## What this task involves
In the records below, find the line containing "Give me a plain-text"; give it again exactly, along with every line that follows, and nothing else.

>> Start Records for the task

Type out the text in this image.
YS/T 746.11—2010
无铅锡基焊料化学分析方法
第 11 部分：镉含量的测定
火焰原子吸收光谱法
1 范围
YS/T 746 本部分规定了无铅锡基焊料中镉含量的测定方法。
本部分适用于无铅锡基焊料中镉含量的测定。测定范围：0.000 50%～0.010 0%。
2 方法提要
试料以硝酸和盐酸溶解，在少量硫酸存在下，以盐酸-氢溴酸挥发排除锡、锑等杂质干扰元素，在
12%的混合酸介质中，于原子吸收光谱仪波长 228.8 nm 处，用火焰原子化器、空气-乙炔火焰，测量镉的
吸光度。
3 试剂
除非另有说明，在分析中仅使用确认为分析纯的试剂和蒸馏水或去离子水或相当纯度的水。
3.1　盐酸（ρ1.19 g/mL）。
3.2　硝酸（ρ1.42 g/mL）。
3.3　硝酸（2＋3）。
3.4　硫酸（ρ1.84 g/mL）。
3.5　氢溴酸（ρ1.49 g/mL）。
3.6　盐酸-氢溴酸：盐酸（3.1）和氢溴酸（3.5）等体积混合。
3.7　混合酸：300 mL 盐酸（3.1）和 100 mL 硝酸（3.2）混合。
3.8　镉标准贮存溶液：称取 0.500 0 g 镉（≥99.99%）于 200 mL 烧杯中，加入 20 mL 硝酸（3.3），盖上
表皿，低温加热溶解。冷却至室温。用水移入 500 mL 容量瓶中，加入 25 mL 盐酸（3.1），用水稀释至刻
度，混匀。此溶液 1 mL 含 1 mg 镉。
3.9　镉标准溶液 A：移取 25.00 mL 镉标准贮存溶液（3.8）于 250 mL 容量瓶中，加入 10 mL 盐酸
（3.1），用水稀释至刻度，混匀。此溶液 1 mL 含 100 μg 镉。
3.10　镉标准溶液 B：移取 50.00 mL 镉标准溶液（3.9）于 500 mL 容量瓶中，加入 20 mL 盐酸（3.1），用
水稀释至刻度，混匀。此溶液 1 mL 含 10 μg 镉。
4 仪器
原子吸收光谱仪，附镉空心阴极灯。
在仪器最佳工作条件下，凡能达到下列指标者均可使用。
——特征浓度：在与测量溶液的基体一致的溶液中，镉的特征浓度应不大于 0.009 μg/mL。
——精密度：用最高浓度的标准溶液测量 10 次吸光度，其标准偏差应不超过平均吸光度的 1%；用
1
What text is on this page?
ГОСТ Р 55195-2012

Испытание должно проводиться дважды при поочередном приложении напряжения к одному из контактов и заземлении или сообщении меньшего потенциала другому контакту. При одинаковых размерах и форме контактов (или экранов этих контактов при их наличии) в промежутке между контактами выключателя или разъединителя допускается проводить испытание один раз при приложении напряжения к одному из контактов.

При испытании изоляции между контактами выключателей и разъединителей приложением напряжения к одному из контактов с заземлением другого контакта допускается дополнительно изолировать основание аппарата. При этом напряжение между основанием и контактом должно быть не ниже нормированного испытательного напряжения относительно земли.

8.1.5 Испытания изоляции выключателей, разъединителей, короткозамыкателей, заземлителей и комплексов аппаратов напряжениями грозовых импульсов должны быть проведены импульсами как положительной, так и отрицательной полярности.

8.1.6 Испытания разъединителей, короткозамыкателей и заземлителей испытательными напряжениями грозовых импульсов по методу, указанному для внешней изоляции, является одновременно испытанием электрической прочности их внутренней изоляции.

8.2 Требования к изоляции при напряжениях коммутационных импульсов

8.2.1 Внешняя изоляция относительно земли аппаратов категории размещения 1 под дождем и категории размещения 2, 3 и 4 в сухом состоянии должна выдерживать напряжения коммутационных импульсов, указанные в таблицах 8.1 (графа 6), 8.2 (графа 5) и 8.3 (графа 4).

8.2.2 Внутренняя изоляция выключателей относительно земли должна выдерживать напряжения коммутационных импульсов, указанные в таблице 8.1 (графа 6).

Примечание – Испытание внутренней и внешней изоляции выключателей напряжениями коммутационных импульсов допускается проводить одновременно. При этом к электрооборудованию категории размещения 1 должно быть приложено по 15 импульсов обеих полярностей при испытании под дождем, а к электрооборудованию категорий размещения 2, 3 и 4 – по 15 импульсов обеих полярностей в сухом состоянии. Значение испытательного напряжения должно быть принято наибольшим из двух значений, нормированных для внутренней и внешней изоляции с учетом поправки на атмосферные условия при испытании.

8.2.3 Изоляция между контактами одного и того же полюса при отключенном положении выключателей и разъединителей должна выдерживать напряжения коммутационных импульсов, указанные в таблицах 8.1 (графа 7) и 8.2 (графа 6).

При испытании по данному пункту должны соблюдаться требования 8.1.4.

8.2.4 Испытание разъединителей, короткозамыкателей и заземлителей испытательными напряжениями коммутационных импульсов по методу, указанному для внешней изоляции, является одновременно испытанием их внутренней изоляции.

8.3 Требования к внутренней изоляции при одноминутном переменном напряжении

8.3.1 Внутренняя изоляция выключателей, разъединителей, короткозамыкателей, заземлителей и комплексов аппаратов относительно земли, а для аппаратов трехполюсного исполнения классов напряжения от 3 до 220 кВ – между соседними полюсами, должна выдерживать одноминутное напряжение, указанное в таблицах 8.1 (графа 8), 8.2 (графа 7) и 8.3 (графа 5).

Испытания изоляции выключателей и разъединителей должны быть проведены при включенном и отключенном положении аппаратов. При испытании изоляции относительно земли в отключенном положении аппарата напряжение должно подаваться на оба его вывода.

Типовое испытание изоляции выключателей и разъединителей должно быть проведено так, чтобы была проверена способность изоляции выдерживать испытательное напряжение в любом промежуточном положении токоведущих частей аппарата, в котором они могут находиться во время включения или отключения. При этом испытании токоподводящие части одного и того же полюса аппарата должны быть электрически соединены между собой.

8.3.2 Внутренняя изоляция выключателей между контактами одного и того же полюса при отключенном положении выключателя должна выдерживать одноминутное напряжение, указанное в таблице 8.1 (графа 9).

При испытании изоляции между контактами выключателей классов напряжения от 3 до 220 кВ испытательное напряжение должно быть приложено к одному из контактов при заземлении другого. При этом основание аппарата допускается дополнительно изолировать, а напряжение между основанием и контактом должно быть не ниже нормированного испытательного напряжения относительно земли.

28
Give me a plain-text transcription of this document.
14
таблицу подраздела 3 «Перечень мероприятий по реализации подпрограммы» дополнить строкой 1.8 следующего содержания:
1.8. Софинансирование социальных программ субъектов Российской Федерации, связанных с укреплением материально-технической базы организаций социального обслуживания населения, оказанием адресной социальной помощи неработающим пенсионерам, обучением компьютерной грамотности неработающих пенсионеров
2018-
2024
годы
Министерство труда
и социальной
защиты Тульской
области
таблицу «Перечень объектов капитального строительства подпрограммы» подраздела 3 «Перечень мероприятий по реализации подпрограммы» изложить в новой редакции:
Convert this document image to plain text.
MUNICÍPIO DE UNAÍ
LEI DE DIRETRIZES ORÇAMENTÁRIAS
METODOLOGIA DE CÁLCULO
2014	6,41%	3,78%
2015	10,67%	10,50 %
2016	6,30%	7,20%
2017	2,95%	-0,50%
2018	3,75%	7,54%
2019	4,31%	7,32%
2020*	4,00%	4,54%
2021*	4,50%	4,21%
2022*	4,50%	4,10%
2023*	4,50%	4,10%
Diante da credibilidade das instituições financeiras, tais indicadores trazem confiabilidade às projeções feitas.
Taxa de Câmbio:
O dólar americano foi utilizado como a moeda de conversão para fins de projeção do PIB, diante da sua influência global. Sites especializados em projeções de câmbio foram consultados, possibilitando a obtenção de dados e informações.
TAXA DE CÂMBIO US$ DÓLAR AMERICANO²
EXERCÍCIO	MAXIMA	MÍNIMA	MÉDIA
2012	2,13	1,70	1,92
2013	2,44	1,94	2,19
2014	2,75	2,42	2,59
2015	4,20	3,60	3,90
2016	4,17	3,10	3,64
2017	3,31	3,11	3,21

>> End Records for the task

## Output for this exercise
Give me a plain-text transcription of this document.
14
таблицу подраздела 3 «Перечень мероприятий по реализации подпрограммы» дополнить строкой 1.8 следующего содержания:
1.8. Софинансирование социальных программ субъектов Российской Федерации, связанных с укреплением материально-технической базы организаций социального обслуживания населения, оказанием адресной социальной помощи неработающим пенсионерам, обучением компьютерной грамотности неработающих пенсионеров
2018-
2024
годы
Министерство труда
и социальной
защиты Тульской
области
таблицу «Перечень объектов капитального строительства подпрограммы» подраздела 3 «Перечень мероприятий по реализации подпрограммы» изложить в новой редакции:
Convert this document image to plain text.
MUNICÍPIO DE UNAÍ
LEI DE DIRETRIZES ORÇAMENTÁRIAS
METODOLOGIA DE CÁLCULO
2014	6,41%	3,78%
2015	10,67%	10,50 %
2016	6,30%	7,20%
2017	2,95%	-0,50%
2018	3,75%	7,54%
2019	4,31%	7,32%
2020*	4,00%	4,54%
2021*	4,50%	4,21%
2022*	4,50%	4,10%
2023*	4,50%	4,10%
Diante da credibilidade das instituições financeiras, tais indicadores trazem confiabilidade às projeções feitas.
Taxa de Câmbio:
O dólar americano foi utilizado como a moeda de conversão para fins de projeção do PIB, diante da sua influência global. Sites especializados em projeções de câmbio foram consultados, possibilitando a obtenção de dados e informações.
TAXA DE CÂMBIO US$ DÓLAR AMERICANO²
EXERCÍCIO	MAXIMA	MÍNIMA	MÉDIA
2012	2,13	1,70	1,92
2013	2,44	1,94	2,19
2014	2,75	2,42	2,59
2015	4,20	3,60	3,90
2016	4,17	3,10	3,64
2017	3,31	3,11	3,21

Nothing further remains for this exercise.